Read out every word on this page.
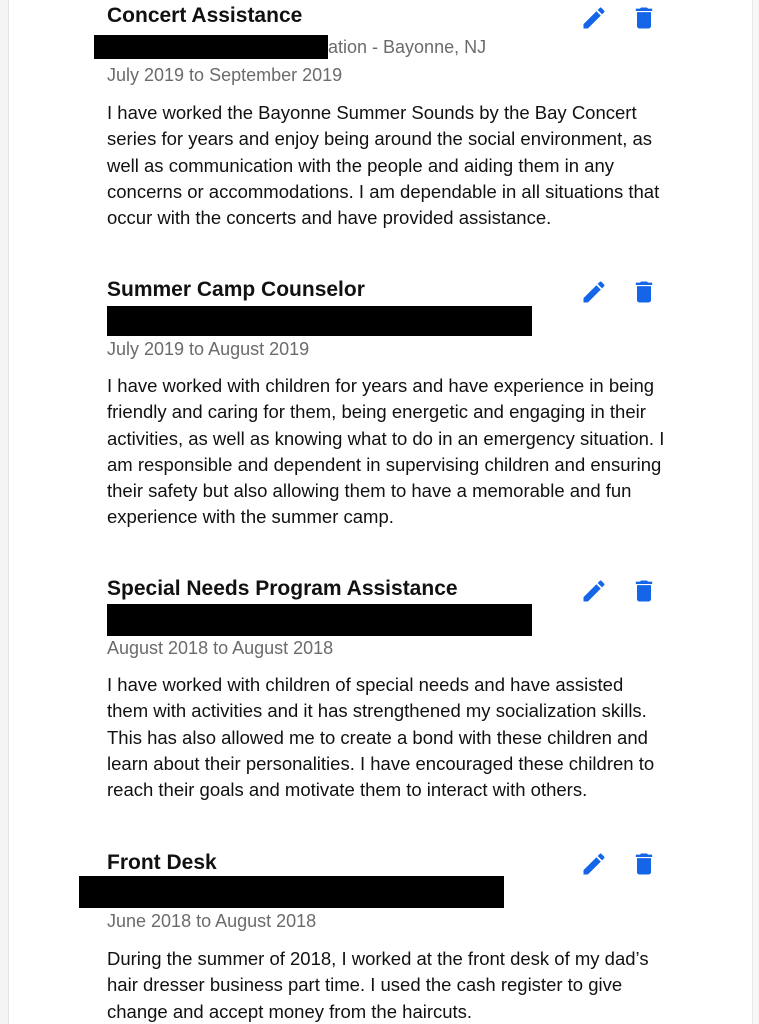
Concert Assistance
ation - Bayonne, NJ
July 2019 to September 2019
I have worked the Bayonne Summer Sounds by the Bay Concert series for years and enjoy being around the social environment, as well as communication with the people and aiding them in any concerns or accommodations. I am dependable in all situations that occur with the concerts and have provided assistance.
Summer Camp Counselor
July 2019 to August 2019
I have worked with children for years and have experience in being friendly and caring for them, being energetic and engaging in their activities, as well as knowing what to do in an emergency situation. I am responsible and dependent in supervising children and ensuring their safety but also allowing them to have a memorable and fun experience with the summer camp.
Special Needs Program Assistance
August 2018 to August 2018
I have worked with children of special needs and have assisted them with activities and it has strengthened my socialization skills. This has also allowed me to create a bond with these children and learn about their personalities. I have encouraged these children to reach their goals and motivate them to interact with others.
Front Desk
June 2018 to August 2018
During the summer of 2018, I worked at the front desk of my dad’s hair dresser business part time. I used the cash register to give change and accept money from the haircuts.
■ ■ ■ ■ ■
## AIM OF THE TASK
Using the records above, retype everything exactly except the pictures.

## THE RESULT
Read out every word on this page.
Concert Assistance
ation - Bayonne, NJ
July 2019 to September 2019
I have worked the Bayonne Summer Sounds by the Bay Concert series for years and enjoy being around the social environment, as well as communication with the people and aiding them in any concerns or accommodations. I am dependable in all situations that occur with the concerts and have provided assistance.
Summer Camp Counselor
July 2019 to August 2019
I have worked with children for years and have experience in being friendly and caring for them, being energetic and engaging in their activities, as well as knowing what to do in an emergency situation. I am responsible and dependent in supervising children and ensuring their safety but also allowing them to have a memorable and fun experience with the summer camp.
Special Needs Program Assistance
August 2018 to August 2018
I have worked with children of special needs and have assisted them with activities and it has strengthened my socialization skills. This has also allowed me to create a bond with these children and learn about their personalities. I have encouraged these children to reach their goals and motivate them to interact with others.
Front Desk
June 2018 to August 2018
During the summer of 2018, I worked at the front desk of my dad’s hair dresser business part time. I used the cash register to give change and accept money from the haircuts.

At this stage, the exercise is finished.